— begin Dataset rows —

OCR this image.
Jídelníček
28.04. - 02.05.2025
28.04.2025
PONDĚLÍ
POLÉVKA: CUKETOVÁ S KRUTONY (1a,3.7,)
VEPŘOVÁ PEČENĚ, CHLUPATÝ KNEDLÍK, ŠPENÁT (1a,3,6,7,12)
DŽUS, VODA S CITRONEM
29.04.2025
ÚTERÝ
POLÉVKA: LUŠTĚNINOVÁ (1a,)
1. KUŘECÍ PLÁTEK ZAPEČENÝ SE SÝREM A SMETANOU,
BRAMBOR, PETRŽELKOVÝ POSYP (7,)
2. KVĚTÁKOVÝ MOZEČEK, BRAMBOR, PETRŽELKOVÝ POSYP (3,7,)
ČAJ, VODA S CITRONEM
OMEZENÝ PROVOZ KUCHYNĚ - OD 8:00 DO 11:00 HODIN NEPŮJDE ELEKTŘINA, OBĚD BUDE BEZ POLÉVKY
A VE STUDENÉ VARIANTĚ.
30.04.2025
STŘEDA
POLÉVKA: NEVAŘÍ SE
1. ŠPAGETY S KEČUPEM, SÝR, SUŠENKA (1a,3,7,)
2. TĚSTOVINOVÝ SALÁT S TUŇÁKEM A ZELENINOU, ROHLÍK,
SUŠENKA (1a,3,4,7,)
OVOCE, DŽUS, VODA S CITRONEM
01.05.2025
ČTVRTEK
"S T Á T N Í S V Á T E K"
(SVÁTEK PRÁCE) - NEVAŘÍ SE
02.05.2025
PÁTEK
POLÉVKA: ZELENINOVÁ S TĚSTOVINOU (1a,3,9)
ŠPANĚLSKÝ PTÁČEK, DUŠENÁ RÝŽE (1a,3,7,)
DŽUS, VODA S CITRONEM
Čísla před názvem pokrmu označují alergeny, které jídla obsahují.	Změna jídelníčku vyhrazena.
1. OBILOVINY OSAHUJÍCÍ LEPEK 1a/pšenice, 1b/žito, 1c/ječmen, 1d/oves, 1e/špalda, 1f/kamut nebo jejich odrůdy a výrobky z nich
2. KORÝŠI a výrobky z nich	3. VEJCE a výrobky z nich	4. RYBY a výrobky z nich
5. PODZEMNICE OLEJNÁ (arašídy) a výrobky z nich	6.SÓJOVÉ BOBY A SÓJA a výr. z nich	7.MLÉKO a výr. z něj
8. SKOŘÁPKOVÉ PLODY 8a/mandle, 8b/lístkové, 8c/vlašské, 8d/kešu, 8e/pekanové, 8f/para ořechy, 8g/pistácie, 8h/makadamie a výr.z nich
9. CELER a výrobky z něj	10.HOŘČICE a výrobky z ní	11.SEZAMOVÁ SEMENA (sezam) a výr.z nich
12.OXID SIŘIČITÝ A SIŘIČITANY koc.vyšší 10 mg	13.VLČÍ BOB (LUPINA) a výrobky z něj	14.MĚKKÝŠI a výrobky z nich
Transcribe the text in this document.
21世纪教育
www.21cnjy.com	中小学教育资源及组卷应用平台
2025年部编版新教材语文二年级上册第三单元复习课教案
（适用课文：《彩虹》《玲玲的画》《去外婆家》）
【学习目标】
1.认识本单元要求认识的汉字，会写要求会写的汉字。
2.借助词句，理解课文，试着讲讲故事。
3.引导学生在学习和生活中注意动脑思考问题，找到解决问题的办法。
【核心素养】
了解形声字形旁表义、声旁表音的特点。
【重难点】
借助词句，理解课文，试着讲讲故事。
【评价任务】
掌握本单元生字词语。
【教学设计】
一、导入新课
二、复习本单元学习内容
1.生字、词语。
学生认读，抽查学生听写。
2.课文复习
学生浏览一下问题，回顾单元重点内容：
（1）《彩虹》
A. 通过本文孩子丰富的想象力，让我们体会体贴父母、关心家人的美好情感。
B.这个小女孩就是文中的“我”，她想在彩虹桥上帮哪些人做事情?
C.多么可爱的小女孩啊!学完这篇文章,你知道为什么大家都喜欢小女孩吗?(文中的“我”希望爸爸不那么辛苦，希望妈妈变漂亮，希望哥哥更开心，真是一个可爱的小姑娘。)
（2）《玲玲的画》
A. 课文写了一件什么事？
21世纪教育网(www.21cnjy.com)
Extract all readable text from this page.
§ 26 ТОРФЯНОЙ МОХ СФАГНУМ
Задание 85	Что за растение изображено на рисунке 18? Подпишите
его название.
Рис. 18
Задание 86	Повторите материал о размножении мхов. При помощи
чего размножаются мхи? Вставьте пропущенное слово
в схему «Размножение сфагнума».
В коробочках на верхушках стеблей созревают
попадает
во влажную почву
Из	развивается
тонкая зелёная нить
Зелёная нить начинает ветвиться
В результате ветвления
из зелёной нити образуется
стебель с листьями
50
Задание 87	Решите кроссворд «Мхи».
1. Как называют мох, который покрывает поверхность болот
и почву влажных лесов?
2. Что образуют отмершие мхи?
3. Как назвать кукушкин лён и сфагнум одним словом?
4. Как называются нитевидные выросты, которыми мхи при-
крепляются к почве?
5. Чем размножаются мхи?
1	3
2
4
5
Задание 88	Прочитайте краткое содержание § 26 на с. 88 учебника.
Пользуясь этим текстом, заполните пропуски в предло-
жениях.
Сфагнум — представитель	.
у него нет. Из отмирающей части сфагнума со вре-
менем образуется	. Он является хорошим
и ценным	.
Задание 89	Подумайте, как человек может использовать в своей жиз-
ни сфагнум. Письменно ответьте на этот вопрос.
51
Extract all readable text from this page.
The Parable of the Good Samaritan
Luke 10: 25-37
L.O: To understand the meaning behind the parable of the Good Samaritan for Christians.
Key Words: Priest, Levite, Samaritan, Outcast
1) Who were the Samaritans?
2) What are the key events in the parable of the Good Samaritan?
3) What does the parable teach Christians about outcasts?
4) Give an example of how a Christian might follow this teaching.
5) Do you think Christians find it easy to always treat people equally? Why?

— end Dataset rows —

▶ _Written problem_
Check each line of the records for "нить" and copy the ones that contain it.

▶ _Answer for this exercise_
тонкая зелёная нить
Зелёная нить начинает ветвиться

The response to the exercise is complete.